— Begin Dataset records —

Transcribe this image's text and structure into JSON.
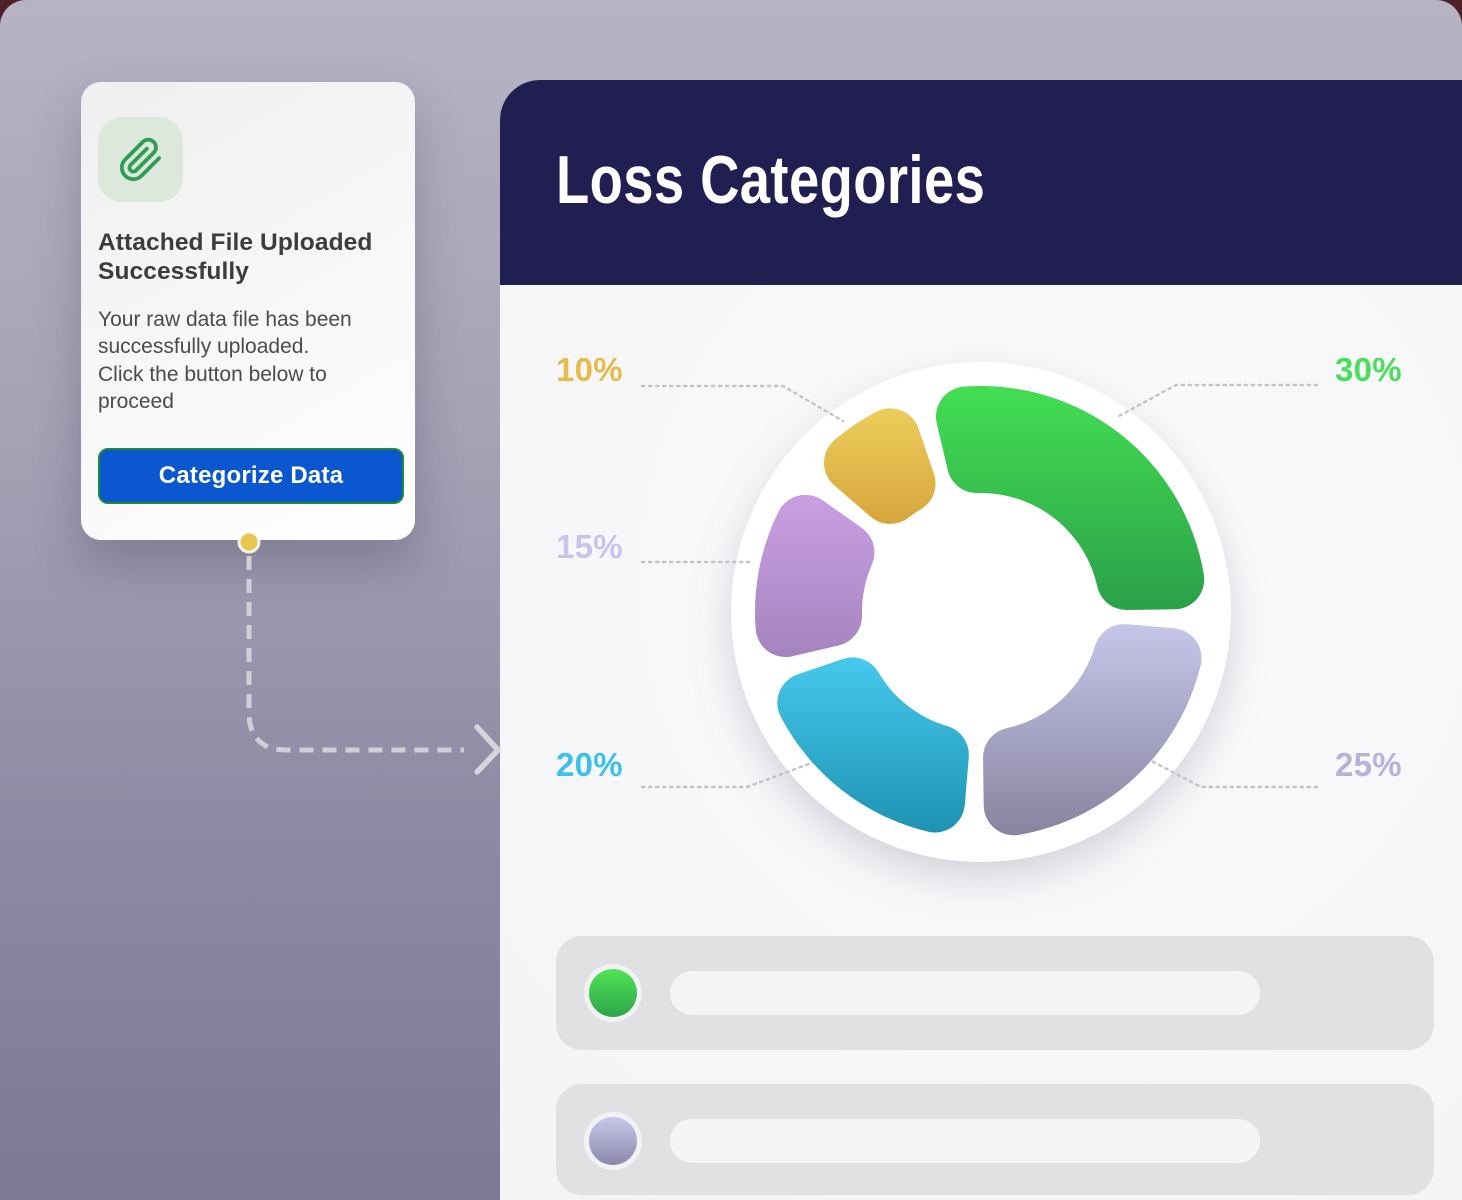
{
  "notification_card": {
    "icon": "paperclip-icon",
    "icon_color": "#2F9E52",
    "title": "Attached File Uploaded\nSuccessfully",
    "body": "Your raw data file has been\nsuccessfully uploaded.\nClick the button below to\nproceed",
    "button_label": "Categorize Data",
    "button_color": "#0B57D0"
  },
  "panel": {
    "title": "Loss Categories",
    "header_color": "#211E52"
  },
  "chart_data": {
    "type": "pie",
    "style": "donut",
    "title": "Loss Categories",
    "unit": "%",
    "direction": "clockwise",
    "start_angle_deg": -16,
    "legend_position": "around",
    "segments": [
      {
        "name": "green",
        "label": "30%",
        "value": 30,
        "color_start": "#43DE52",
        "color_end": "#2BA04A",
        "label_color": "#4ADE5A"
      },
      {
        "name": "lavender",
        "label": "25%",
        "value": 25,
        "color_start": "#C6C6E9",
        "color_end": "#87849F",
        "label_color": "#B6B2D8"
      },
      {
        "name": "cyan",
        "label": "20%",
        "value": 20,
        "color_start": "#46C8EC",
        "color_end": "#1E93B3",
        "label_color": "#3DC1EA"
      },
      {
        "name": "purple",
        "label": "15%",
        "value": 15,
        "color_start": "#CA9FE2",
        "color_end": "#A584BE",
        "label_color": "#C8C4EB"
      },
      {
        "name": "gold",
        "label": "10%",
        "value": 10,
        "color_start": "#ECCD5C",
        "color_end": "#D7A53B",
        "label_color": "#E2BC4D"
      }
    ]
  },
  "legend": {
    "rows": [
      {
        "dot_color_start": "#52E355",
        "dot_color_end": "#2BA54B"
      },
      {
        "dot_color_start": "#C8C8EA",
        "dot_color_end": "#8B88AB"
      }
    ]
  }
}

— End Dataset records —
— Begin Dataset records —

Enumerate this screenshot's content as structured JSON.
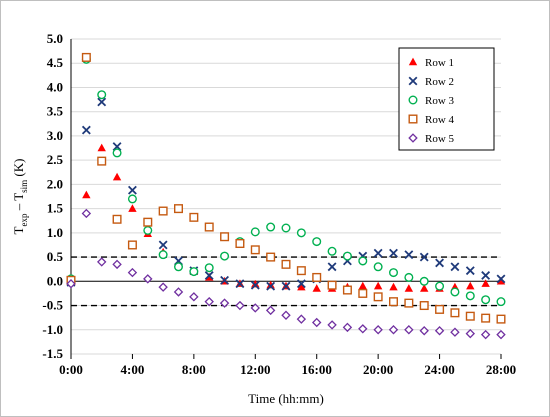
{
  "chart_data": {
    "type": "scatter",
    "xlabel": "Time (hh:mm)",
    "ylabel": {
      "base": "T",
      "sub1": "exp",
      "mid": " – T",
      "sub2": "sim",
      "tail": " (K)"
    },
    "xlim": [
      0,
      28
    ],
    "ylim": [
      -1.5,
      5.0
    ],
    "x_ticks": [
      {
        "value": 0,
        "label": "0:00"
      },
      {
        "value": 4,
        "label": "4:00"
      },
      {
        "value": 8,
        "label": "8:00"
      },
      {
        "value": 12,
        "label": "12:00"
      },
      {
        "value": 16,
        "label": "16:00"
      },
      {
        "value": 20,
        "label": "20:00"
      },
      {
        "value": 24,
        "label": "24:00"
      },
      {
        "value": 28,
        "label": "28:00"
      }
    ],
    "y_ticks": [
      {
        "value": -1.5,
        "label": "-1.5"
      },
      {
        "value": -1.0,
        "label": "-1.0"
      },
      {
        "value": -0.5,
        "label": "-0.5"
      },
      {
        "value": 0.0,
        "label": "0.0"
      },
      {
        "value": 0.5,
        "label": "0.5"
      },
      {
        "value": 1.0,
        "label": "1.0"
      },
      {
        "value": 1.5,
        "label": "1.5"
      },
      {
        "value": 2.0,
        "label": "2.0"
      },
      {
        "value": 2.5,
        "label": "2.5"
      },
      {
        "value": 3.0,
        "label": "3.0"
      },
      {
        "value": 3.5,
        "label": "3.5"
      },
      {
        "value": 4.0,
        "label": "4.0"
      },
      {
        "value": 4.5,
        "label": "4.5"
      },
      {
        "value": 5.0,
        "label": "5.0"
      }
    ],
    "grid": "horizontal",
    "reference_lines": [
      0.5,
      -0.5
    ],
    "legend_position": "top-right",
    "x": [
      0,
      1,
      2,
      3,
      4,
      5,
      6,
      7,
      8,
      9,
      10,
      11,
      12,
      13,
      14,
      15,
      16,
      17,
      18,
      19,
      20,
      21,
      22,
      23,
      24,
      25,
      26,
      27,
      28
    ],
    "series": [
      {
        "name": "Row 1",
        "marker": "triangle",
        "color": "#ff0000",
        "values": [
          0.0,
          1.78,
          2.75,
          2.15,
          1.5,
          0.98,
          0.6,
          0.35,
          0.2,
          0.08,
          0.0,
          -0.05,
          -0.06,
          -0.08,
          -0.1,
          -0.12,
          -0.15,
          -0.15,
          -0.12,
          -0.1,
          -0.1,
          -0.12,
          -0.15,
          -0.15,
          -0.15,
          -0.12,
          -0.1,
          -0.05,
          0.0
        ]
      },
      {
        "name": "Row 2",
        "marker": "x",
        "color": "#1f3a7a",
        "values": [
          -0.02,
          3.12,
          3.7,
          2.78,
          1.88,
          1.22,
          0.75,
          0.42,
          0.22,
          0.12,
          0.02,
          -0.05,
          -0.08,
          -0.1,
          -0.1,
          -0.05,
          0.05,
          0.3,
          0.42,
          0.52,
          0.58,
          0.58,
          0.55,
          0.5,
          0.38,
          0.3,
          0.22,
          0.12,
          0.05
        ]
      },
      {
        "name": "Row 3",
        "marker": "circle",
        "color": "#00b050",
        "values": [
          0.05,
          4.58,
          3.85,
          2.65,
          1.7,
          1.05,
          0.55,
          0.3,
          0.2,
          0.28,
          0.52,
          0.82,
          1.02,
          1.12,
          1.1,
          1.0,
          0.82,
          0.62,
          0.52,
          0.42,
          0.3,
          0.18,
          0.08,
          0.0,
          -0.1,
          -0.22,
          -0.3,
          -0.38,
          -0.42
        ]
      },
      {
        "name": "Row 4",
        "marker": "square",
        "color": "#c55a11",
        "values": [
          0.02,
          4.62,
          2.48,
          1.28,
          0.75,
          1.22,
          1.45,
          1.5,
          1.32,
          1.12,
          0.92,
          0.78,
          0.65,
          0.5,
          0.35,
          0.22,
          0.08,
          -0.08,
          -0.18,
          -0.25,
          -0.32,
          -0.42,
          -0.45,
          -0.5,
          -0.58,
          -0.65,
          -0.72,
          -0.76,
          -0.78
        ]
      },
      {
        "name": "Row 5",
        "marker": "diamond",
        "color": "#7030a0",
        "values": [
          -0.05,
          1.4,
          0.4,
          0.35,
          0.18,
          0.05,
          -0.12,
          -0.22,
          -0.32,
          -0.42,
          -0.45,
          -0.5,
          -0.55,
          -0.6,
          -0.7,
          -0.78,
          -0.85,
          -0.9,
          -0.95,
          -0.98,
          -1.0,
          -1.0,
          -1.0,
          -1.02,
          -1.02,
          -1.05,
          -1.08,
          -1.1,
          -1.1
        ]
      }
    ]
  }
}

— End Dataset records —
— Begin Dataset records —

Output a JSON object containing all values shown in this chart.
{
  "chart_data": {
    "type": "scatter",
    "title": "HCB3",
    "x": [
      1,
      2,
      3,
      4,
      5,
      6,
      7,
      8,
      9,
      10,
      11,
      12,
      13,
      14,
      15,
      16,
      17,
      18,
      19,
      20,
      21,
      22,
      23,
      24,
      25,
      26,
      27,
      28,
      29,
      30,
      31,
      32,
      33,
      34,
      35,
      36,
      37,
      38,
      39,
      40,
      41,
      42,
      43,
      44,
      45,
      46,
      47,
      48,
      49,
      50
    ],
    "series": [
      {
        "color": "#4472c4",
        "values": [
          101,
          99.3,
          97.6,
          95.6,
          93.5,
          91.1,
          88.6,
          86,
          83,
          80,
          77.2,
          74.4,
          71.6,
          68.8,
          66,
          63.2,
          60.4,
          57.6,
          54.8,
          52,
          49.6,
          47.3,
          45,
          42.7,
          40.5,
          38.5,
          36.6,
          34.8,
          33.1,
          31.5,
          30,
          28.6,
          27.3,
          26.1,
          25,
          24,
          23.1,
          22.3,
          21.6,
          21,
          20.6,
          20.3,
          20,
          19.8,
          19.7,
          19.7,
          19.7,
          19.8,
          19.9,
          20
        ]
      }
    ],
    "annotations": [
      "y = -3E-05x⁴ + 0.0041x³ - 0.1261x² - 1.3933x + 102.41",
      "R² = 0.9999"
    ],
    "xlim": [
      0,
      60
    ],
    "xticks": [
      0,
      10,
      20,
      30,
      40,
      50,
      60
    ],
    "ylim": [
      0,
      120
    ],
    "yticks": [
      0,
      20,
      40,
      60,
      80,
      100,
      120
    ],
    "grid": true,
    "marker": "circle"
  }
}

— End Dataset records —

For each line in the data above that contains the string "this", extract the line.

Transcribe this image's text and structure into JSON.
Enumerate this screenshot's content as structured JSON.
Output a JSON object containing all values shown in this chart.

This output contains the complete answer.